* Written task: Give back each entry unchanged, minus pictures.

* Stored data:
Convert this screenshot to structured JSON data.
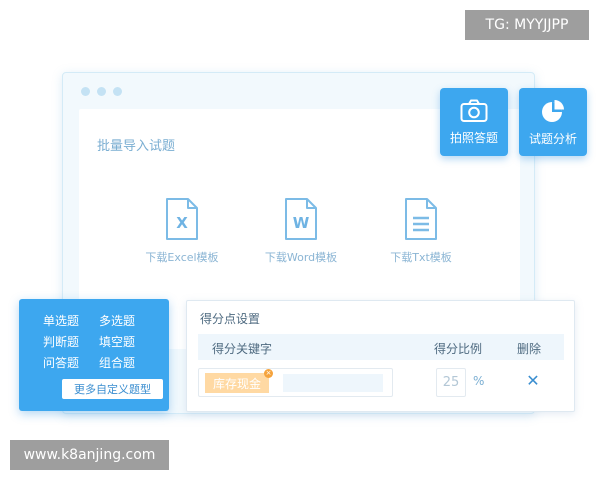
{
  "watermarks": {
    "top": "TG: MYYJJPP",
    "bottom": "www.k8anjing.com"
  },
  "import_panel": {
    "title": "批量导入试题",
    "templates": [
      {
        "icon": "excel-file-icon",
        "glyph": "X",
        "label": "下载Excel模板"
      },
      {
        "icon": "word-file-icon",
        "glyph": "W",
        "label": "下载Word模板"
      },
      {
        "icon": "txt-file-icon",
        "glyph": "",
        "label": "下载Txt模板"
      }
    ]
  },
  "tiles": [
    {
      "icon": "camera-icon",
      "label": "拍照答题"
    },
    {
      "icon": "pie-chart-icon",
      "label": "试题分析"
    }
  ],
  "question_types": {
    "items": [
      "单选题",
      "多选题",
      "判断题",
      "填空题",
      "问答题",
      "组合题"
    ],
    "more_button": "更多自定义题型"
  },
  "score_settings": {
    "title": "得分点设置",
    "columns": {
      "keyword": "得分关键字",
      "ratio": "得分比例",
      "delete": "删除"
    },
    "row": {
      "keyword_tag": "库存现金",
      "keyword_input": "",
      "ratio_value": "25",
      "percent": "%",
      "delete_symbol": "✕"
    }
  },
  "colors": {
    "primary": "#3da7ef",
    "tag": "#ffd9a3",
    "tag_badge": "#f5a33c",
    "panel_bg": "#f2f9fd",
    "watermark_bg": "#9e9e9e"
  }
}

* Output for this exercise:
Convert this screenshot to structured JSON data.
{
  "watermarks": {
    "top": "TG: MYYJJPP",
    "bottom": "www.k8anjing.com"
  },
  "import_panel": {
    "title": "批量导入试题",
    "templates": [
      {
        "icon": "excel-file-icon",
        "glyph": "X",
        "label": "下载Excel模板"
      },
      {
        "icon": "word-file-icon",
        "glyph": "W",
        "label": "下载Word模板"
      },
      {
        "icon": "txt-file-icon",
        "glyph": "",
        "label": "下载Txt模板"
      }
    ]
  },
  "tiles": [
    {
      "icon": "camera-icon",
      "label": "拍照答题"
    },
    {
      "icon": "pie-chart-icon",
      "label": "试题分析"
    }
  ],
  "question_types": {
    "items": [
      "单选题",
      "多选题",
      "判断题",
      "填空题",
      "问答题",
      "组合题"
    ],
    "more_button": "更多自定义题型"
  },
  "score_settings": {
    "title": "得分点设置",
    "columns": {
      "keyword": "得分关键字",
      "ratio": "得分比例",
      "delete": "删除"
    },
    "row": {
      "keyword_tag": "库存现金",
      "keyword_input": "",
      "ratio_value": "25",
      "percent": "%",
      "delete_symbol": "✕"
    }
  },
  "colors": {
    "primary": "#3da7ef",
    "tag": "#ffd9a3",
    "tag_badge": "#f5a33c",
    "panel_bg": "#f2f9fd",
    "watermark_bg": "#9e9e9e"
  }
}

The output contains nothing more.